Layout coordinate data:
BEGIN

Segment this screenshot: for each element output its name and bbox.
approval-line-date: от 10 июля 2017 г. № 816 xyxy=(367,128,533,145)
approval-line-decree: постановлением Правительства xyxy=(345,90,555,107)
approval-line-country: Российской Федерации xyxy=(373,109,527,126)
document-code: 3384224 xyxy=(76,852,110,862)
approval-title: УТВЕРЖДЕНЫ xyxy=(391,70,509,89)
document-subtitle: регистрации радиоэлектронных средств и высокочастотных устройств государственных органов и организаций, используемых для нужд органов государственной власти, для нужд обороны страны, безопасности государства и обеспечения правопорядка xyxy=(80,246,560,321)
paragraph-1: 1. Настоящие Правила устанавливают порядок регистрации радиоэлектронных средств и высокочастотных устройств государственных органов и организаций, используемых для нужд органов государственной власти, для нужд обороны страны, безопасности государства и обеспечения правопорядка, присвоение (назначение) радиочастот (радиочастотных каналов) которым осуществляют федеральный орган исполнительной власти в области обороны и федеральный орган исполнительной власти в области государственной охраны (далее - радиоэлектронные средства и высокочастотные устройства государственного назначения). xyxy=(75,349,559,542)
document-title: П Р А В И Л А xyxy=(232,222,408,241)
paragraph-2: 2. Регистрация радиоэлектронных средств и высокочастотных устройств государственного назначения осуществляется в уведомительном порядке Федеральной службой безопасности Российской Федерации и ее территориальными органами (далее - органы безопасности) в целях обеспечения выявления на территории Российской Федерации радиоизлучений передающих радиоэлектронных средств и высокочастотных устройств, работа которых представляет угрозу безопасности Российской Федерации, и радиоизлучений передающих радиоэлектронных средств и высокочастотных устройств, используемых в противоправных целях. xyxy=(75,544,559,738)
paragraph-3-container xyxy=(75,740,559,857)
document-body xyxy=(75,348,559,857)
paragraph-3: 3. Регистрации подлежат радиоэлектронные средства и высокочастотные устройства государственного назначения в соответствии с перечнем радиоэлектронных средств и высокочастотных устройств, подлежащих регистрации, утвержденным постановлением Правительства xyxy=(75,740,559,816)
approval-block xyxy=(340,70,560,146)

END

Please write out every line of the layout coordinate data above word for word.

- [Complete response]:
Segment this screenshot: for each element output its name and bbox.
approval-line-date: от 10 июля 2017 г. № 816 xyxy=(367,128,533,145)
approval-line-decree: постановлением Правительства xyxy=(345,90,555,107)
approval-line-country: Российской Федерации xyxy=(373,109,527,126)
document-code: 3384224 xyxy=(76,852,110,862)
approval-title: УТВЕРЖДЕНЫ xyxy=(391,70,509,89)
document-subtitle: регистрации радиоэлектронных средств и высокочастотных устройств государственных органов и организаций, используемых для нужд органов государственной власти, для нужд обороны страны, безопасности государства и обеспечения правопорядка xyxy=(80,246,560,321)
paragraph-1: 1. Настоящие Правила устанавливают порядок регистрации радиоэлектронных средств и высокочастотных устройств государственных органов и организаций, используемых для нужд органов государственной власти, для нужд обороны страны, безопасности государства и обеспечения правопорядка, присвоение (назначение) радиочастот (радиочастотных каналов) которым осуществляют федеральный орган исполнительной власти в области обороны и федеральный орган исполнительной власти в области государственной охраны (далее - радиоэлектронные средства и высокочастотные устройства государственного назначения). xyxy=(75,349,559,542)
document-title: П Р А В И Л А xyxy=(232,222,408,241)
paragraph-2: 2. Регистрация радиоэлектронных средств и высокочастотных устройств государственного назначения осуществляется в уведомительном порядке Федеральной службой безопасности Российской Федерации и ее территориальными органами (далее - органы безопасности) в целях обеспечения выявления на территории Российской Федерации радиоизлучений передающих радиоэлектронных средств и высокочастотных устройств, работа которых представляет угрозу безопасности Российской Федерации, и радиоизлучений передающих радиоэлектронных средств и высокочастотных устройств, используемых в противоправных целях. xyxy=(75,544,559,738)
paragraph-3-container xyxy=(75,740,559,857)
document-body xyxy=(75,348,559,857)
paragraph-3: 3. Регистрации подлежат радиоэлектронные средства и высокочастотные устройства государственного назначения в соответствии с перечнем радиоэлектронных средств и высокочастотных устройств, подлежащих регистрации, утвержденным постановлением Правительства xyxy=(75,740,559,816)
approval-block xyxy=(340,70,560,146)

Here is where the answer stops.